* DOCUMENT SECTION:
******

Once I had it working, I decided this would be a really good sort of program for me to get some review on. I cleaned it up and turned it into something that I would be willing to turn into production (there would be some extra error handling, but that part isn't that hard to add in and is boring). There is nothing in particular that I'm looking for; I've worked really hard to polish my programming skills from books like Go4, Refactoring, and Clean Code, and I want to make sure I understand most of those concepts and am applying them correctly. Note: This program is too short for me to bother with a DI framework, but normally I do all my programming beyond a certain complexity level with Guice. Also; this code depends on Guava, but not for all that much, just Preconditions and the java.util factory methods.

FluxSolver.java (main class)

package org.durron597.codereview;

import static com.google.common.base.Preconditions.checkArgument;

import java.util.*;

import com.google.common.collect.Maps;
import com.google.common.collect.Sets;

public class FluxSolver implements Runnable {
    public static final String DEFAULT_TEMPLATE = "RRRRYYYYBBG_";

    private final Map<String, Board> allBoards = Maps.newHashMap();
    private final String template;

    private Set<Board> scoredBoards = Sets.newHashSet();

    public FluxSolver() {
        this(DEFAULT_TEMPLATE);
    }

    public FluxSolver(String template) {
        this.template = template;
    }

    @Override
    public void run() {
        computeAllBoards(template);
        solveAllBoards();

        Scanner c = new Scanner(System.in);
        while (c.hasNext()) {
            String input = c.nextLine();
            printSolution(input);
        }

        c.close();
    }

    private void printSolution(String boardString) {
        Board currentBoard = allBoards.get(boardString);
        while (!currentBoard.isSolved()) {
            System.out.print(currentBoard.getDirection().getSymbol());
            currentBoard = currentBoard.getParent();
        }
        System.out.println();
        System.out.print(currentBoard);
    }

    private void computeAllBoards(String template) {
        checkArgument(template.length() == Board.X_SIZE * Board.Y_SIZE,
                "Board size is the wrong length: %s", template.length());
        permuteHelper("", template);
    }

    private void solveAllBoards() {
        for (int score = 0; score < 20; score++) {
            Set<Board> nextBoardIteration = Sets.newHashSet(scoredBoards);

            for (Board currentBoard : scoredBoards) {
                if (currentBoard.getScore() == score) {
                    for (Direction direction : Direction.values()) {
                        Board boardAfterMove =
                                direction.moveSquare(this, currentBoard);
                        if (discoveredNewBoard(nextBoardIteration,
                                boardAfterMove)) {
                            boardAfterMove.setParent(currentBoard, direction);
                            nextBoardIteration.add(boardAfterMove);
                        }
                    }
                }
            }
            scoredBoards = nextBoardIteration;
        }
    }

    private void permuteHelper(String prefix, String remaining) {
        int charsLeft = remaining.length();
        if (charsLeft == 0) {
            Board newBoard = new Board(prefix);
            allBoards.put(prefix, newBoard);
            if (newBoard.isSolved())

******

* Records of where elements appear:
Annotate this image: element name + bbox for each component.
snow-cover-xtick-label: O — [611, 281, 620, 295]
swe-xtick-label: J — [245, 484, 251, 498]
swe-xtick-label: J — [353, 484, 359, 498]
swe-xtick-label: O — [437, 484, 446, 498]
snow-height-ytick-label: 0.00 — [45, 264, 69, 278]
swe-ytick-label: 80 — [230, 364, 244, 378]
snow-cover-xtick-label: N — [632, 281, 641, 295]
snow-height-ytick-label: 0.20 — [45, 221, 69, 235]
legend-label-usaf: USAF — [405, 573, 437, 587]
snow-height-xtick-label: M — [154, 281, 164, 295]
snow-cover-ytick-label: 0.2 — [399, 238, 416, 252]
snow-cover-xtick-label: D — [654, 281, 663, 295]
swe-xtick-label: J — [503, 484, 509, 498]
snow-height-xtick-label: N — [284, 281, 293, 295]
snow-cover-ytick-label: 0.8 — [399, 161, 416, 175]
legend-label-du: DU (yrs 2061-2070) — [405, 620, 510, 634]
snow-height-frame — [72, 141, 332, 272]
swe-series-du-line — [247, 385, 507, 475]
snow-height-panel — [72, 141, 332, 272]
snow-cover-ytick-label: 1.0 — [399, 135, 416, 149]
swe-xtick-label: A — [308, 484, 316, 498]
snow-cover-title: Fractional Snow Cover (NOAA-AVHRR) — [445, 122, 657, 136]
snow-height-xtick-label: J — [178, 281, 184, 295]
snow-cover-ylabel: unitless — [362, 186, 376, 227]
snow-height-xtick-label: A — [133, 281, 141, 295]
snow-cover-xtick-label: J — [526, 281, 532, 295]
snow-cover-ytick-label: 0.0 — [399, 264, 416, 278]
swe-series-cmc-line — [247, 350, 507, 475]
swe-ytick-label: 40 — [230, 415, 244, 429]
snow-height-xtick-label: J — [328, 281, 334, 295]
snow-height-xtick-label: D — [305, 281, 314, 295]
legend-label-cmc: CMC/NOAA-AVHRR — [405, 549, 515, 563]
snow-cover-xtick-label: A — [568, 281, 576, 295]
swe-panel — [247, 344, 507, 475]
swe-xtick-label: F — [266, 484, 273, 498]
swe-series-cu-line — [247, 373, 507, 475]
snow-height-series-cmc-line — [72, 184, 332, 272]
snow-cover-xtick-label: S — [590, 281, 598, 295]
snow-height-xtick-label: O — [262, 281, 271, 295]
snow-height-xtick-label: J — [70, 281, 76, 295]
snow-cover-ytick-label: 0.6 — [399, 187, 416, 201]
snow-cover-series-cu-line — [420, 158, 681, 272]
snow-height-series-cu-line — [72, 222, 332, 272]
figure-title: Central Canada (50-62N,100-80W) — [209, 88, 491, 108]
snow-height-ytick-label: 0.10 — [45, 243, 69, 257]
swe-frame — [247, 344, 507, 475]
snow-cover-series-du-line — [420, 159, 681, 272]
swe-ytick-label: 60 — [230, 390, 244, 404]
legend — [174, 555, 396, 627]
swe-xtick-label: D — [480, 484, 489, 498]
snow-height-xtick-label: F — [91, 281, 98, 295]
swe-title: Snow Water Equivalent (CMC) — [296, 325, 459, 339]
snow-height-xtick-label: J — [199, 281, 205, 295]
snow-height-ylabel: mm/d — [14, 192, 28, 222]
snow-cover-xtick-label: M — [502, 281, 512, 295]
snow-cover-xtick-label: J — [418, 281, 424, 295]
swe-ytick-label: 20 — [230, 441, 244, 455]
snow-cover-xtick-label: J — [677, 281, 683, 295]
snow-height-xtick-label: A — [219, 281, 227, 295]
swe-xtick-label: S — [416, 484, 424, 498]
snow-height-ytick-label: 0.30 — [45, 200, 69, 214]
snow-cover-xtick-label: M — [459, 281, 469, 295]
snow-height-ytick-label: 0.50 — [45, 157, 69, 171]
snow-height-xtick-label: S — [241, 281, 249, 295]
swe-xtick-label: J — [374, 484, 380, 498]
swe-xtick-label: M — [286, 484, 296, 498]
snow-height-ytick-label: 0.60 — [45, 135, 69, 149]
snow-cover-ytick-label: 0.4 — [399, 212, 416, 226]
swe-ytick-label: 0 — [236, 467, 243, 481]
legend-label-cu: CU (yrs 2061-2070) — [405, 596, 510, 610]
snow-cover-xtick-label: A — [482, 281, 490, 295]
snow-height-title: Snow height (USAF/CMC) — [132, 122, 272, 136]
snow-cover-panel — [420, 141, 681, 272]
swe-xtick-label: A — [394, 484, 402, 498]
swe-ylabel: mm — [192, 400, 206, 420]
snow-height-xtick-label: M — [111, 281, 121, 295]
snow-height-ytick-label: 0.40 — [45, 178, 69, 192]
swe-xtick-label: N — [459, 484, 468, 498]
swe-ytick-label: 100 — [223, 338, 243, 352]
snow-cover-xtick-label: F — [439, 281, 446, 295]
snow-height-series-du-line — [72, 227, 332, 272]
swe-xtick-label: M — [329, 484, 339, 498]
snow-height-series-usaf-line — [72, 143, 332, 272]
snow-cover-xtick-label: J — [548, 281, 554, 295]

******

* PROBLEM TO SOLVE:
Write out the passage from the code review post above word for word, starting with "Once I had it" and going on through "FluxSolver.java (main class)".

* RESPONSE TO THE EXERCISE:
Once I had it working, I decided this would be a really good sort of program for me to get some review on. I cleaned it up and turned it into something that I would be willing to turn into production (there would be some extra error handling, but that part isn't that hard to add in and is boring). There is nothing in particular that I'm looking for; I've worked really hard to polish my programming skills from books like Go4, Refactoring, and Clean Code, and I want to make sure I understand most of those concepts and am applying them correctly. Note: This program is too short for me to bother with a DI framework, but normally I do all my programming beyond a certain complexity level with Guice. Also; this code depends on Guava, but not for all that much, just Preconditions and the java.util factory methods.

FluxSolver.java (main class)